### Challenge:
Work out the number of lines in the records that include the word "país"; reply with that number alone.

## start

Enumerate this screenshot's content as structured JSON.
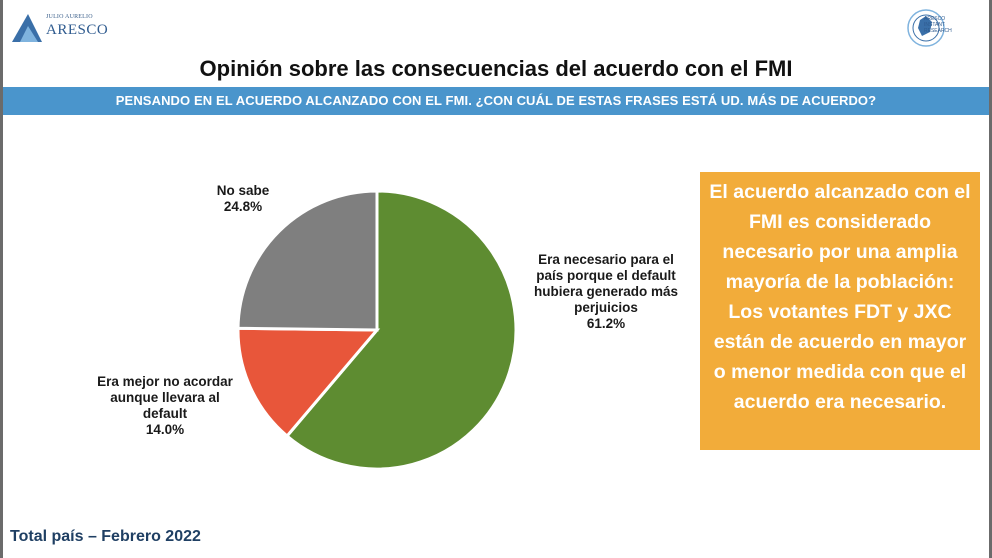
{
  "header": {
    "logo_left_small": "JULIO AURELIO",
    "logo_left_big": "ARESCO",
    "logo_right_text": [
      "ARESCO",
      "INSTANT",
      "RESEARCH"
    ]
  },
  "title": "Opinión sobre las consecuencias del acuerdo con el FMI",
  "question": "PENSANDO EN EL ACUERDO ALCANZADO CON EL FMI. ¿CON CUÁL DE ESTAS FRASES ESTÁ UD. MÁS DE ACUERDO?",
  "chart_data": {
    "type": "pie",
    "slices": [
      {
        "label_lines": [
          "Era necesario para el",
          "país porque el default",
          "hubiera generado más",
          "perjuicios"
        ],
        "value": 61.2,
        "value_label": "61.2%",
        "color": "#5e8c31"
      },
      {
        "label_lines": [
          "Era mejor no acordar",
          "aunque llevara al",
          "default"
        ],
        "value": 14.0,
        "value_label": "14.0%",
        "color": "#e8563a"
      },
      {
        "label_lines": [
          "No sabe"
        ],
        "value": 24.8,
        "value_label": "24.8%",
        "color": "#7f7f7f"
      }
    ],
    "start": "12 o'clock",
    "direction": "clockwise"
  },
  "callout": {
    "text": "El acuerdo alcanzado con el FMI es considerado necesario por una amplia mayoría de la población: Los votantes FDT y JXC están de acuerdo en mayor o menor medida con que el acuerdo era necesario."
  },
  "footer": "Total país – Febrero 2022"
}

## end

### Answer:
2